## [Short problem]
Write out the entries verbatim and leave the images out of the copy.

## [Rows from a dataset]
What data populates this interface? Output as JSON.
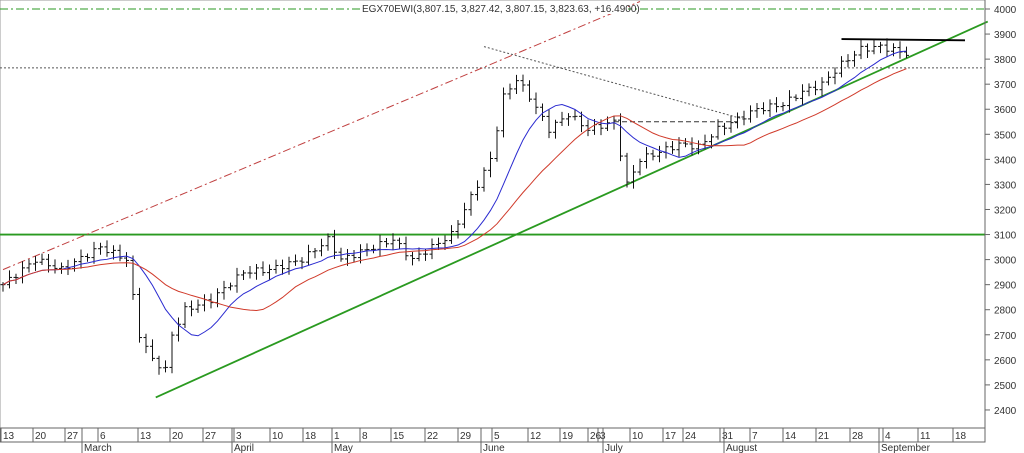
{
  "chart_data": {
    "type": "ohlc",
    "title": "EGX70EWI(3,807.15, 3,827.42, 3,807.15, 3,823.63, +16.4900)",
    "ylim": [
      2350,
      4050
    ],
    "yticks": [
      2400,
      2500,
      2600,
      2700,
      2800,
      2900,
      3000,
      3100,
      3200,
      3300,
      3400,
      3500,
      3600,
      3700,
      3800,
      3900,
      4000
    ],
    "week_ticks": [
      "13",
      "20",
      "27",
      "6",
      "13",
      "20",
      "27",
      "3",
      "10",
      "18",
      "1",
      "8",
      "15",
      "22",
      "29",
      "5",
      "12",
      "19",
      "26",
      "3",
      "10",
      "17",
      "24",
      "31",
      "7",
      "14",
      "21",
      "28",
      "4",
      "11",
      "18"
    ],
    "months": [
      "March",
      "April",
      "May",
      "June",
      "July",
      "August",
      "September"
    ],
    "price_keypoints_by_bar": [
      [
        0,
        2900
      ],
      [
        5,
        3000
      ],
      [
        9,
        2960
      ],
      [
        15,
        3050
      ],
      [
        19,
        3000
      ],
      [
        21,
        2700
      ],
      [
        23,
        2600
      ],
      [
        25,
        2560
      ],
      [
        26,
        2700
      ],
      [
        28,
        2800
      ],
      [
        32,
        2840
      ],
      [
        37,
        2950
      ],
      [
        41,
        2960
      ],
      [
        46,
        3000
      ],
      [
        50,
        3080
      ],
      [
        52,
        3000
      ],
      [
        57,
        3050
      ],
      [
        60,
        3080
      ],
      [
        63,
        3000
      ],
      [
        66,
        3050
      ],
      [
        69,
        3100
      ],
      [
        72,
        3250
      ],
      [
        75,
        3400
      ],
      [
        77,
        3650
      ],
      [
        79,
        3720
      ],
      [
        81,
        3650
      ],
      [
        84,
        3520
      ],
      [
        87,
        3580
      ],
      [
        90,
        3520
      ],
      [
        94,
        3550
      ],
      [
        96,
        3300
      ],
      [
        98,
        3400
      ],
      [
        101,
        3430
      ],
      [
        104,
        3460
      ],
      [
        107,
        3450
      ],
      [
        110,
        3520
      ],
      [
        113,
        3560
      ],
      [
        116,
        3600
      ],
      [
        120,
        3620
      ],
      [
        123,
        3670
      ],
      [
        126,
        3700
      ],
      [
        129,
        3780
      ],
      [
        132,
        3840
      ],
      [
        135,
        3850
      ],
      [
        139,
        3823
      ]
    ],
    "moving_averages": [
      {
        "period": 10,
        "color": "#2a2ad0"
      },
      {
        "period": 20,
        "color": "#d03a2a"
      }
    ],
    "lines": [
      {
        "kind": "horizontal",
        "value": 3100,
        "color": "#2a9a20"
      },
      {
        "kind": "horizontal-dotted",
        "value": 3765,
        "color": "#555555"
      },
      {
        "kind": "horizontal-dashdot",
        "value": 4000,
        "color": "#2a9a20"
      },
      {
        "kind": "trend",
        "from": [
          23.5,
          2450
        ],
        "to": [
          151.5,
          3950
        ],
        "color": "#2a9a20"
      },
      {
        "kind": "trend-dashdot",
        "from": [
          0,
          2960
        ],
        "to": [
          98,
          4030
        ],
        "color": "#c04040"
      },
      {
        "kind": "trend-dotted",
        "from": [
          74,
          3850
        ],
        "to": [
          114,
          3560
        ],
        "color": "#555555"
      },
      {
        "kind": "segment-dashed",
        "from": [
          94,
          3550
        ],
        "to": [
          113,
          3550
        ],
        "color": "#333333"
      },
      {
        "kind": "segment",
        "from": [
          129,
          3880
        ],
        "to": [
          148,
          3875
        ],
        "color": "#000000"
      }
    ]
  }
}
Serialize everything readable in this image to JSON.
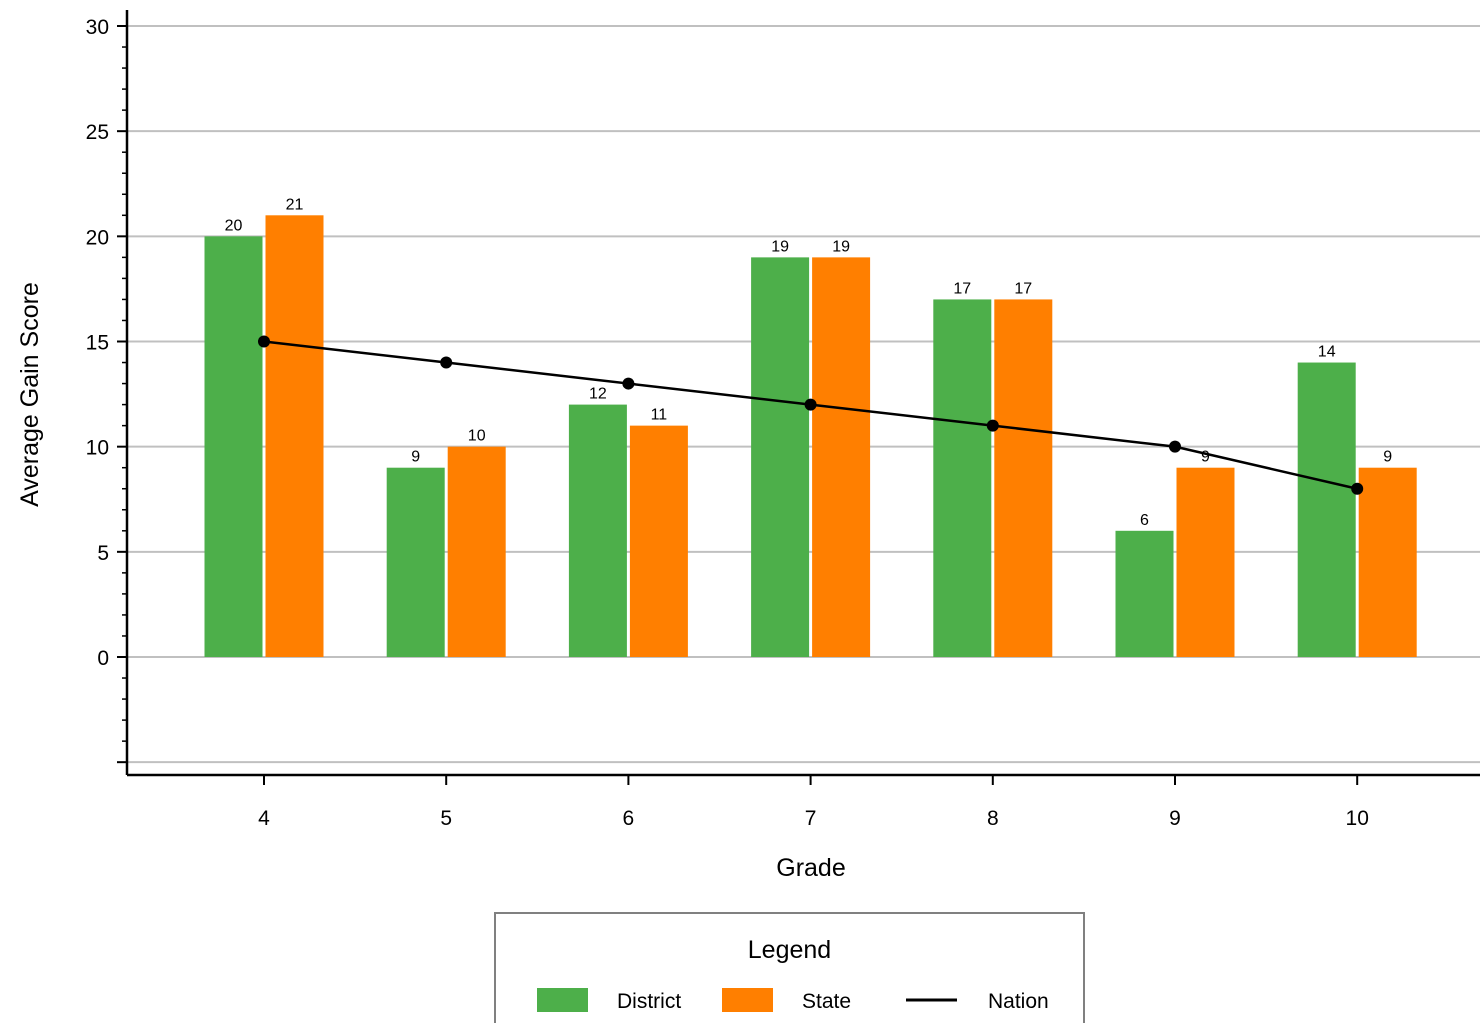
{
  "chart_data": {
    "type": "bar",
    "categories": [
      "4",
      "5",
      "6",
      "7",
      "8",
      "9",
      "10"
    ],
    "series": [
      {
        "name": "District",
        "kind": "bar",
        "color": "#4daf4a",
        "values": [
          20,
          9,
          12,
          19,
          17,
          6,
          14
        ]
      },
      {
        "name": "State",
        "kind": "bar",
        "color": "#ff7f00",
        "values": [
          21,
          10,
          11,
          19,
          17,
          9,
          9
        ]
      },
      {
        "name": "Nation",
        "kind": "line",
        "color": "#000000",
        "values": [
          15,
          14,
          13,
          12,
          11,
          10,
          8
        ]
      }
    ],
    "title": "",
    "xlabel": "Grade",
    "ylabel": "Average Gain Score",
    "ylim": [
      -5,
      30
    ],
    "yticks": [
      0,
      5,
      10,
      15,
      20,
      25,
      30
    ],
    "grid": "horizontal",
    "legend": {
      "title": "Legend",
      "placement": "bottom-center"
    }
  }
}
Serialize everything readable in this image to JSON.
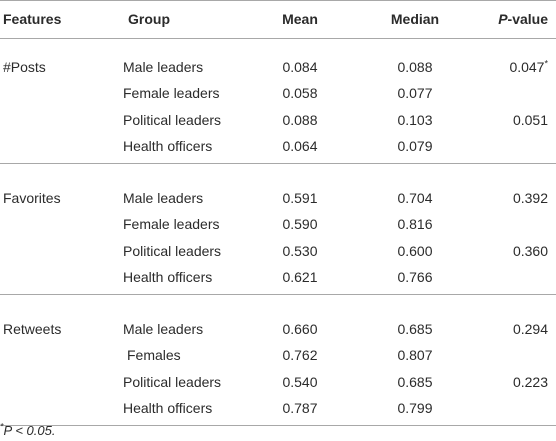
{
  "table": {
    "headers": [
      "Features",
      "Group",
      "Mean",
      "Median",
      {
        "italic": "P",
        "rest": "-value"
      }
    ],
    "sections": [
      {
        "feature": "#Posts",
        "rows": [
          {
            "group": "Male leaders",
            "mean": "0.084",
            "median": "0.088",
            "p": {
              "text": "0.047",
              "sup": "*"
            }
          },
          {
            "group": "Female leaders",
            "mean": "0.058",
            "median": "0.077"
          },
          {
            "group": "Political leaders",
            "mean": "0.088",
            "median": "0.103",
            "p": {
              "text": "0.051"
            }
          },
          {
            "group": "Health officers",
            "mean": "0.064",
            "median": "0.079"
          }
        ]
      },
      {
        "feature": "Favorites",
        "rows": [
          {
            "group": "Male leaders",
            "mean": "0.591",
            "median": "0.704",
            "p": {
              "text": "0.392"
            }
          },
          {
            "group": "Female leaders",
            "mean": "0.590",
            "median": "0.816"
          },
          {
            "group": "Political leaders",
            "mean": "0.530",
            "median": "0.600",
            "p": {
              "text": "0.360"
            }
          },
          {
            "group": "Health officers",
            "mean": "0.621",
            "median": "0.766"
          }
        ]
      },
      {
        "feature": "Retweets",
        "rows": [
          {
            "group": "Male leaders",
            "mean": "0.660",
            "median": "0.685",
            "p": {
              "text": "0.294"
            }
          },
          {
            "group": "Females",
            "mean": "0.762",
            "median": "0.807"
          },
          {
            "group": "Political leaders",
            "mean": "0.540",
            "median": "0.685",
            "p": {
              "text": "0.223"
            }
          },
          {
            "group": "Health officers",
            "mean": "0.787",
            "median": "0.799"
          }
        ]
      }
    ],
    "footnote": {
      "sup": "*",
      "text": "P < 0.05."
    }
  }
}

## [Answer to the problem]
What data populates this interface? Output as JSON.
{
  "chart_data": {
    "type": "ohlc",
    "title": "EGX70EWI(3,807.15, 3,827.42, 3,807.15, 3,823.63, +16.4900)",
    "ylim": [
      2350,
      4050
    ],
    "yticks": [
      2400,
      2500,
      2600,
      2700,
      2800,
      2900,
      3000,
      3100,
      3200,
      3300,
      3400,
      3500,
      3600,
      3700,
      3800,
      3900,
      4000
    ],
    "week_ticks": [
      "13",
      "20",
      "27",
      "6",
      "13",
      "20",
      "27",
      "3",
      "10",
      "18",
      "1",
      "8",
      "15",
      "22",
      "29",
      "5",
      "12",
      "19",
      "26",
      "3",
      "10",
      "17",
      "24",
      "31",
      "7",
      "14",
      "21",
      "28",
      "4",
      "11",
      "18"
    ],
    "months": [
      "March",
      "April",
      "May",
      "June",
      "July",
      "August",
      "September"
    ],
    "price_keypoints_by_bar": [
      [
        0,
        2900
      ],
      [
        5,
        3000
      ],
      [
        9,
        2960
      ],
      [
        15,
        3050
      ],
      [
        19,
        3000
      ],
      [
        21,
        2700
      ],
      [
        23,
        2600
      ],
      [
        25,
        2560
      ],
      [
        26,
        2700
      ],
      [
        28,
        2800
      ],
      [
        32,
        2840
      ],
      [
        37,
        2950
      ],
      [
        41,
        2960
      ],
      [
        46,
        3000
      ],
      [
        50,
        3080
      ],
      [
        52,
        3000
      ],
      [
        57,
        3050
      ],
      [
        60,
        3080
      ],
      [
        63,
        3000
      ],
      [
        66,
        3050
      ],
      [
        69,
        3100
      ],
      [
        72,
        3250
      ],
      [
        75,
        3400
      ],
      [
        77,
        3650
      ],
      [
        79,
        3720
      ],
      [
        81,
        3650
      ],
      [
        84,
        3520
      ],
      [
        87,
        3580
      ],
      [
        90,
        3520
      ],
      [
        94,
        3550
      ],
      [
        96,
        3300
      ],
      [
        98,
        3400
      ],
      [
        101,
        3430
      ],
      [
        104,
        3460
      ],
      [
        107,
        3450
      ],
      [
        110,
        3520
      ],
      [
        113,
        3560
      ],
      [
        116,
        3600
      ],
      [
        120,
        3620
      ],
      [
        123,
        3670
      ],
      [
        126,
        3700
      ],
      [
        129,
        3780
      ],
      [
        132,
        3840
      ],
      [
        135,
        3850
      ],
      [
        139,
        3823
      ]
    ],
    "moving_averages": [
      {
        "period": 10,
        "color": "#2a2ad0"
      },
      {
        "period": 20,
        "color": "#d03a2a"
      }
    ],
    "lines": [
      {
        "kind": "horizontal",
        "value": 3100,
        "color": "#2a9a20"
      },
      {
        "kind": "horizontal-dotted",
        "value": 3765,
        "color": "#555555"
      },
      {
        "kind": "horizontal-dashdot",
        "value": 4000,
        "color": "#2a9a20"
      },
      {
        "kind": "trend",
        "from": [
          23.5,
          2450
        ],
        "to": [
          151.5,
          3950
        ],
        "color": "#2a9a20"
      },
      {
        "kind": "trend-dashdot",
        "from": [
          0,
          2960
        ],
        "to": [
          98,
          4030
        ],
        "color": "#c04040"
      },
      {
        "kind": "trend-dotted",
        "from": [
          74,
          3850
        ],
        "to": [
          114,
          3560
        ],
        "color": "#555555"
      },
      {
        "kind": "segment-dashed",
        "from": [
          94,
          3550
        ],
        "to": [
          113,
          3550
        ],
        "color": "#333333"
      },
      {
        "kind": "segment",
        "from": [
          129,
          3880
        ],
        "to": [
          148,
          3875
        ],
        "color": "#000000"
      }
    ]
  }
}
Serialize everything readable in this image to JSON.
{
  "chart_data": {
    "type": "bar",
    "categories": [
      "4",
      "5",
      "6",
      "7",
      "8",
      "9",
      "10"
    ],
    "series": [
      {
        "name": "District",
        "kind": "bar",
        "color": "#4daf4a",
        "values": [
          20,
          9,
          12,
          19,
          17,
          6,
          14
        ]
      },
      {
        "name": "State",
        "kind": "bar",
        "color": "#ff7f00",
        "values": [
          21,
          10,
          11,
          19,
          17,
          9,
          9
        ]
      },
      {
        "name": "Nation",
        "kind": "line",
        "color": "#000000",
        "values": [
          15,
          14,
          13,
          12,
          11,
          10,
          8
        ]
      }
    ],
    "title": "",
    "xlabel": "Grade",
    "ylabel": "Average Gain Score",
    "ylim": [
      -5,
      30
    ],
    "yticks": [
      0,
      5,
      10,
      15,
      20,
      25,
      30
    ],
    "grid": "horizontal",
    "legend": {
      "title": "Legend",
      "placement": "bottom-center"
    }
  }
}
Serialize everything readable in this image to JSON.
{
  "table": {
    "headers": [
      "Features",
      "Group",
      "Mean",
      "Median",
      {
        "italic": "P",
        "rest": "-value"
      }
    ],
    "sections": [
      {
        "feature": "#Posts",
        "rows": [
          {
            "group": "Male leaders",
            "mean": "0.084",
            "median": "0.088",
            "p": {
              "text": "0.047",
              "sup": "*"
            }
          },
          {
            "group": "Female leaders",
            "mean": "0.058",
            "median": "0.077"
          },
          {
            "group": "Political leaders",
            "mean": "0.088",
            "median": "0.103",
            "p": {
              "text": "0.051"
            }
          },
          {
            "group": "Health officers",
            "mean": "0.064",
            "median": "0.079"
          }
        ]
      },
      {
        "feature": "Favorites",
        "rows": [
          {
            "group": "Male leaders",
            "mean": "0.591",
            "median": "0.704",
            "p": {
              "text": "0.392"
            }
          },
          {
            "group": "Female leaders",
            "mean": "0.590",
            "median": "0.816"
          },
          {
            "group": "Political leaders",
            "mean": "0.530",
            "median": "0.600",
            "p": {
              "text": "0.360"
            }
          },
          {
            "group": "Health officers",
            "mean": "0.621",
            "median": "0.766"
          }
        ]
      },
      {
        "feature": "Retweets",
        "rows": [
          {
            "group": "Male leaders",
            "mean": "0.660",
            "median": "0.685",
            "p": {
              "text": "0.294"
            }
          },
          {
            "group": "Females",
            "mean": "0.762",
            "median": "0.807"
          },
          {
            "group": "Political leaders",
            "mean": "0.540",
            "median": "0.685",
            "p": {
              "text": "0.223"
            }
          },
          {
            "group": "Health officers",
            "mean": "0.787",
            "median": "0.799"
          }
        ]
      }
    ],
    "footnote": {
      "sup": "*",
      "text": "P < 0.05."
    }
  }
}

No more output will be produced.